- DATA EXCERPTS -
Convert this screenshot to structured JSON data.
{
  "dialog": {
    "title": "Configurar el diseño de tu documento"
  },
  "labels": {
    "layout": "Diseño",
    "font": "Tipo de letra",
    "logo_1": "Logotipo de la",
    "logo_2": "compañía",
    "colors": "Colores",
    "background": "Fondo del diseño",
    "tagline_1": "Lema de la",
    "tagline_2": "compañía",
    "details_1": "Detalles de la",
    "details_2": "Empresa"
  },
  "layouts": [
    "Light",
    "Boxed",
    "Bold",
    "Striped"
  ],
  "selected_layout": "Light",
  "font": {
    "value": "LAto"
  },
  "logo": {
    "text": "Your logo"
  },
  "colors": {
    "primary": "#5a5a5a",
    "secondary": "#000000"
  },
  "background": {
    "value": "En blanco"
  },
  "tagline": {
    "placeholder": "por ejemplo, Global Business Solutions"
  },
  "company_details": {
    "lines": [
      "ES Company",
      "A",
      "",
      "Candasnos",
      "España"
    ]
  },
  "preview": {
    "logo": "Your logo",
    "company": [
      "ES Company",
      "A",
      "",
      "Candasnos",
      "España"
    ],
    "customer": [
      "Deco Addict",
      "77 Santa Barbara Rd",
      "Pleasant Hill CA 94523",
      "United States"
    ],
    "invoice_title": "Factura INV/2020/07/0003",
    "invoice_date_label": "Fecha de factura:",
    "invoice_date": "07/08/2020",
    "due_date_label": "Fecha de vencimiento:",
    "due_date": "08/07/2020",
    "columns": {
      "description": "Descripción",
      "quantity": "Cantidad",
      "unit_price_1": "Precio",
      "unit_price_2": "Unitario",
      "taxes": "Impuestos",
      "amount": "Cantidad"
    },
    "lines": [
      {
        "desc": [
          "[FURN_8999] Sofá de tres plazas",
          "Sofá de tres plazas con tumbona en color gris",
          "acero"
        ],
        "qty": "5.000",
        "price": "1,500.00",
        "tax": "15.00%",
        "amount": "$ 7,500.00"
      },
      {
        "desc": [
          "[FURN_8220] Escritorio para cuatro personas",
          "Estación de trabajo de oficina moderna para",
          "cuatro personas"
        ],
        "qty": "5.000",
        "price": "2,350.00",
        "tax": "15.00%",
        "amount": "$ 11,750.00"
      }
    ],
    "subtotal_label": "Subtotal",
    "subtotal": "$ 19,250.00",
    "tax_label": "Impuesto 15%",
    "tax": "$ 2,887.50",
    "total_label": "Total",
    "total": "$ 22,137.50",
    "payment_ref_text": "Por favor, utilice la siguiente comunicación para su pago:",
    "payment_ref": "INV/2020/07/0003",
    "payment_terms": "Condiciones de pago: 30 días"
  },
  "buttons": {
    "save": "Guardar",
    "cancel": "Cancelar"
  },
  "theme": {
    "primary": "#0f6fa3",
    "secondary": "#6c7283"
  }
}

- WRITTEN EXERCISE -
Give the records above again, word for word.

- EXERCISE SOLUTION -
Convert this screenshot to structured JSON data.
{
  "dialog": {
    "title": "Configurar el diseño de tu documento"
  },
  "labels": {
    "layout": "Diseño",
    "font": "Tipo de letra",
    "logo_1": "Logotipo de la",
    "logo_2": "compañía",
    "colors": "Colores",
    "background": "Fondo del diseño",
    "tagline_1": "Lema de la",
    "tagline_2": "compañía",
    "details_1": "Detalles de la",
    "details_2": "Empresa"
  },
  "layouts": [
    "Light",
    "Boxed",
    "Bold",
    "Striped"
  ],
  "selected_layout": "Light",
  "font": {
    "value": "LAto"
  },
  "logo": {
    "text": "Your logo"
  },
  "colors": {
    "primary": "#5a5a5a",
    "secondary": "#000000"
  },
  "background": {
    "value": "En blanco"
  },
  "tagline": {
    "placeholder": "por ejemplo, Global Business Solutions"
  },
  "company_details": {
    "lines": [
      "ES Company",
      "A",
      "",
      "Candasnos",
      "España"
    ]
  },
  "preview": {
    "logo": "Your logo",
    "company": [
      "ES Company",
      "A",
      "",
      "Candasnos",
      "España"
    ],
    "customer": [
      "Deco Addict",
      "77 Santa Barbara Rd",
      "Pleasant Hill CA 94523",
      "United States"
    ],
    "invoice_title": "Factura INV/2020/07/0003",
    "invoice_date_label": "Fecha de factura:",
    "invoice_date": "07/08/2020",
    "due_date_label": "Fecha de vencimiento:",
    "due_date": "08/07/2020",
    "columns": {
      "description": "Descripción",
      "quantity": "Cantidad",
      "unit_price_1": "Precio",
      "unit_price_2": "Unitario",
      "taxes": "Impuestos",
      "amount": "Cantidad"
    },
    "lines": [
      {
        "desc": [
          "[FURN_8999] Sofá de tres plazas",
          "Sofá de tres plazas con tumbona en color gris",
          "acero"
        ],
        "qty": "5.000",
        "price": "1,500.00",
        "tax": "15.00%",
        "amount": "$ 7,500.00"
      },
      {
        "desc": [
          "[FURN_8220] Escritorio para cuatro personas",
          "Estación de trabajo de oficina moderna para",
          "cuatro personas"
        ],
        "qty": "5.000",
        "price": "2,350.00",
        "tax": "15.00%",
        "amount": "$ 11,750.00"
      }
    ],
    "subtotal_label": "Subtotal",
    "subtotal": "$ 19,250.00",
    "tax_label": "Impuesto 15%",
    "tax": "$ 2,887.50",
    "total_label": "Total",
    "total": "$ 22,137.50",
    "payment_ref_text": "Por favor, utilice la siguiente comunicación para su pago:",
    "payment_ref": "INV/2020/07/0003",
    "payment_terms": "Condiciones de pago: 30 días"
  },
  "buttons": {
    "save": "Guardar",
    "cancel": "Cancelar"
  },
  "theme": {
    "primary": "#0f6fa3",
    "secondary": "#6c7283"
  }
}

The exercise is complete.